══ Record set ══

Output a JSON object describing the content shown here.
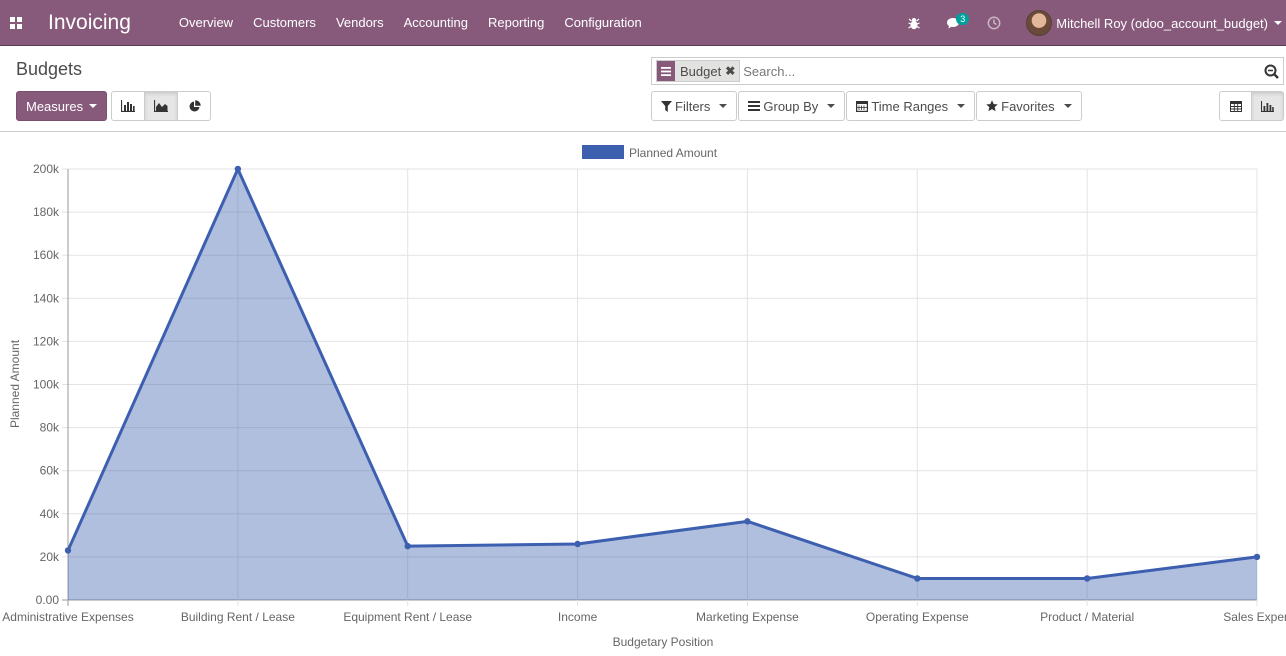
{
  "navbar": {
    "app_title": "Invoicing",
    "menu": [
      "Overview",
      "Customers",
      "Vendors",
      "Accounting",
      "Reporting",
      "Configuration"
    ],
    "messages_count": "3",
    "user_name": "Mitchell Roy (odoo_account_budget)",
    "icons": [
      "apps-icon",
      "bug-icon",
      "chat-icon",
      "clock-icon"
    ],
    "bar_color": "#875a7b"
  },
  "control": {
    "breadcrumb": "Budgets",
    "facet_value": "Budget",
    "search_placeholder": "Search...",
    "measures_label": "Measures",
    "filters_label": "Filters",
    "group_by_label": "Group By",
    "time_ranges_label": "Time Ranges",
    "favorites_label": "Favorites",
    "active_mode": "line"
  },
  "chart_data": {
    "type": "area",
    "categories": [
      "Administrative Expenses",
      "Building Rent / Lease",
      "Equipment Rent / Lease",
      "Income",
      "Marketing Expense",
      "Operating Expense",
      "Product / Material",
      "Sales Expen"
    ],
    "series": [
      {
        "name": "Planned Amount",
        "values": [
          23000,
          200000,
          25000,
          26000,
          36500,
          10000,
          10000,
          20000
        ],
        "color": "#3c5fb0"
      }
    ],
    "xlabel": "Budgetary Position",
    "ylabel": "Planned Amount",
    "ylim": [
      0,
      200000
    ],
    "yticks": [
      "0.00",
      "20k",
      "40k",
      "60k",
      "80k",
      "100k",
      "120k",
      "140k",
      "160k",
      "180k",
      "200k"
    ],
    "grid": true,
    "legend": "top-center"
  }
}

═══

Required task: Can you retype every record above exactly, leaving out the pictures?

Answer for the task:
Output a JSON object describing the content shown here.
{
  "navbar": {
    "app_title": "Invoicing",
    "menu": [
      "Overview",
      "Customers",
      "Vendors",
      "Accounting",
      "Reporting",
      "Configuration"
    ],
    "messages_count": "3",
    "user_name": "Mitchell Roy (odoo_account_budget)",
    "icons": [
      "apps-icon",
      "bug-icon",
      "chat-icon",
      "clock-icon"
    ],
    "bar_color": "#875a7b"
  },
  "control": {
    "breadcrumb": "Budgets",
    "facet_value": "Budget",
    "search_placeholder": "Search...",
    "measures_label": "Measures",
    "filters_label": "Filters",
    "group_by_label": "Group By",
    "time_ranges_label": "Time Ranges",
    "favorites_label": "Favorites",
    "active_mode": "line"
  },
  "chart_data": {
    "type": "area",
    "categories": [
      "Administrative Expenses",
      "Building Rent / Lease",
      "Equipment Rent / Lease",
      "Income",
      "Marketing Expense",
      "Operating Expense",
      "Product / Material",
      "Sales Expen"
    ],
    "series": [
      {
        "name": "Planned Amount",
        "values": [
          23000,
          200000,
          25000,
          26000,
          36500,
          10000,
          10000,
          20000
        ],
        "color": "#3c5fb0"
      }
    ],
    "xlabel": "Budgetary Position",
    "ylabel": "Planned Amount",
    "ylim": [
      0,
      200000
    ],
    "yticks": [
      "0.00",
      "20k",
      "40k",
      "60k",
      "80k",
      "100k",
      "120k",
      "140k",
      "160k",
      "180k",
      "200k"
    ],
    "grid": true,
    "legend": "top-center"
  }
}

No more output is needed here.